## [GIVEN REQUEST]
Exactly repeat the full listing that follows.

## [RECORDS SUPPLIED]

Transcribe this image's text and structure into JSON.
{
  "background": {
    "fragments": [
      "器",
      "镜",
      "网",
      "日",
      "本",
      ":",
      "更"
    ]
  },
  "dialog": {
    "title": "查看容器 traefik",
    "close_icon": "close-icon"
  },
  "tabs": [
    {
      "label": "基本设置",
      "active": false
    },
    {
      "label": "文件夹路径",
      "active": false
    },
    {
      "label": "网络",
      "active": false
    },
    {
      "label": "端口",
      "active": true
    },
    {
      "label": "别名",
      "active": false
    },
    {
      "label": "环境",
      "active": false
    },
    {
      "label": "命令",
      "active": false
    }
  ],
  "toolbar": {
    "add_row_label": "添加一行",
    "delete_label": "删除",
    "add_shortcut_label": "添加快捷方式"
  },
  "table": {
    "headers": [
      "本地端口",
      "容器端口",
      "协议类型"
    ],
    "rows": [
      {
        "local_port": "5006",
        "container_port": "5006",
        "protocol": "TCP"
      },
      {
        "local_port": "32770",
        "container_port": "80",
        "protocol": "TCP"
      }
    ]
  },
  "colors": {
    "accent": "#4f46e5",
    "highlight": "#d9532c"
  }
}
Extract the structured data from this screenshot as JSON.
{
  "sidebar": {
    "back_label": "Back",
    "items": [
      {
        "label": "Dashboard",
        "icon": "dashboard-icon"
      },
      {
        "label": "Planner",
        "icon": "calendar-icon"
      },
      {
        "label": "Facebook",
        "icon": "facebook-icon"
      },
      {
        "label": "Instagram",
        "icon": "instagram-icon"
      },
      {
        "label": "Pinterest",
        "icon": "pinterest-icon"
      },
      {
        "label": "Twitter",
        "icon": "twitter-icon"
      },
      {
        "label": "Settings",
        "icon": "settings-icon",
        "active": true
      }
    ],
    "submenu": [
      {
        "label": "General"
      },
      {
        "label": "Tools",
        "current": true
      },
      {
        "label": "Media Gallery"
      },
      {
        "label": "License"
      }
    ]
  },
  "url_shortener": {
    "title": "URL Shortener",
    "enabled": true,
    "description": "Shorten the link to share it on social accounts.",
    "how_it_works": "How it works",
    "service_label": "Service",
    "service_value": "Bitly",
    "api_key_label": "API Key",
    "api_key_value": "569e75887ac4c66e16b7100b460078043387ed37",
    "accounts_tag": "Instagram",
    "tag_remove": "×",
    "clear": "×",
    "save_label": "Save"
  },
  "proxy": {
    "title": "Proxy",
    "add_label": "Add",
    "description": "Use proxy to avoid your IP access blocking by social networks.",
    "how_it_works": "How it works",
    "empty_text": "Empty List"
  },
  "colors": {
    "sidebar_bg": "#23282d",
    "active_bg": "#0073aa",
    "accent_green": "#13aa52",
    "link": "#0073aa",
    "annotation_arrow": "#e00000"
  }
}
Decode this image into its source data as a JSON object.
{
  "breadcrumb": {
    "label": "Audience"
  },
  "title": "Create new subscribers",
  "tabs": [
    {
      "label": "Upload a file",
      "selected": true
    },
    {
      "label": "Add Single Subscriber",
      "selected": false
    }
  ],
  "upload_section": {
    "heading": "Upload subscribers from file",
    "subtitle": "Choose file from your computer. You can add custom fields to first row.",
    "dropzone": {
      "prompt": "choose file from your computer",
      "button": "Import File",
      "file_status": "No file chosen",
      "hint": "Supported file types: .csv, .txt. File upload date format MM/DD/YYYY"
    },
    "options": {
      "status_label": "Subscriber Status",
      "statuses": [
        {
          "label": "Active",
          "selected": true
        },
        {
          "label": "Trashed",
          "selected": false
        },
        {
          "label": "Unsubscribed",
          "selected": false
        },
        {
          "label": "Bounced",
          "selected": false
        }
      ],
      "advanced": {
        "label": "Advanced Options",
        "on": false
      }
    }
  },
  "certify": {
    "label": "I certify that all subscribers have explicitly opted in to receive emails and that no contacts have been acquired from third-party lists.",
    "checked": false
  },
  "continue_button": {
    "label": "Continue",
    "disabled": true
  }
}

## [RESULT OF THIS EXERCISE]
Transcribe this image's text and structure into JSON.
{
  "background": {
    "fragments": [
      "器",
      "镜",
      "网",
      "日",
      "本",
      ":",
      "更"
    ]
  },
  "dialog": {
    "title": "查看容器 traefik",
    "close_icon": "close-icon"
  },
  "tabs": [
    {
      "label": "基本设置",
      "active": false
    },
    {
      "label": "文件夹路径",
      "active": false
    },
    {
      "label": "网络",
      "active": false
    },
    {
      "label": "端口",
      "active": true
    },
    {
      "label": "别名",
      "active": false
    },
    {
      "label": "环境",
      "active": false
    },
    {
      "label": "命令",
      "active": false
    }
  ],
  "toolbar": {
    "add_row_label": "添加一行",
    "delete_label": "删除",
    "add_shortcut_label": "添加快捷方式"
  },
  "table": {
    "headers": [
      "本地端口",
      "容器端口",
      "协议类型"
    ],
    "rows": [
      {
        "local_port": "5006",
        "container_port": "5006",
        "protocol": "TCP"
      },
      {
        "local_port": "32770",
        "container_port": "80",
        "protocol": "TCP"
      }
    ]
  },
  "colors": {
    "accent": "#4f46e5",
    "highlight": "#d9532c"
  }
}
Extract the structured data from this screenshot as JSON.
{
  "sidebar": {
    "back_label": "Back",
    "items": [
      {
        "label": "Dashboard",
        "icon": "dashboard-icon"
      },
      {
        "label": "Planner",
        "icon": "calendar-icon"
      },
      {
        "label": "Facebook",
        "icon": "facebook-icon"
      },
      {
        "label": "Instagram",
        "icon": "instagram-icon"
      },
      {
        "label": "Pinterest",
        "icon": "pinterest-icon"
      },
      {
        "label": "Twitter",
        "icon": "twitter-icon"
      },
      {
        "label": "Settings",
        "icon": "settings-icon",
        "active": true
      }
    ],
    "submenu": [
      {
        "label": "General"
      },
      {
        "label": "Tools",
        "current": true
      },
      {
        "label": "Media Gallery"
      },
      {
        "label": "License"
      }
    ]
  },
  "url_shortener": {
    "title": "URL Shortener",
    "enabled": true,
    "description": "Shorten the link to share it on social accounts.",
    "how_it_works": "How it works",
    "service_label": "Service",
    "service_value": "Bitly",
    "api_key_label": "API Key",
    "api_key_value": "569e75887ac4c66e16b7100b460078043387ed37",
    "accounts_tag": "Instagram",
    "tag_remove": "×",
    "clear": "×",
    "save_label": "Save"
  },
  "proxy": {
    "title": "Proxy",
    "add_label": "Add",
    "description": "Use proxy to avoid your IP access blocking by social networks.",
    "how_it_works": "How it works",
    "empty_text": "Empty List"
  },
  "colors": {
    "sidebar_bg": "#23282d",
    "active_bg": "#0073aa",
    "accent_green": "#13aa52",
    "link": "#0073aa",
    "annotation_arrow": "#e00000"
  }
}
Decode this image into its source data as a JSON object.
{
  "breadcrumb": {
    "label": "Audience"
  },
  "title": "Create new subscribers",
  "tabs": [
    {
      "label": "Upload a file",
      "selected": true
    },
    {
      "label": "Add Single Subscriber",
      "selected": false
    }
  ],
  "upload_section": {
    "heading": "Upload subscribers from file",
    "subtitle": "Choose file from your computer. You can add custom fields to first row.",
    "dropzone": {
      "prompt": "choose file from your computer",
      "button": "Import File",
      "file_status": "No file chosen",
      "hint": "Supported file types: .csv, .txt. File upload date format MM/DD/YYYY"
    },
    "options": {
      "status_label": "Subscriber Status",
      "statuses": [
        {
          "label": "Active",
          "selected": true
        },
        {
          "label": "Trashed",
          "selected": false
        },
        {
          "label": "Unsubscribed",
          "selected": false
        },
        {
          "label": "Bounced",
          "selected": false
        }
      ],
      "advanced": {
        "label": "Advanced Options",
        "on": false
      }
    }
  },
  "certify": {
    "label": "I certify that all subscribers have explicitly opted in to receive emails and that no contacts have been acquired from third-party lists.",
    "checked": false
  },
  "continue_button": {
    "label": "Continue",
    "disabled": true
  }
}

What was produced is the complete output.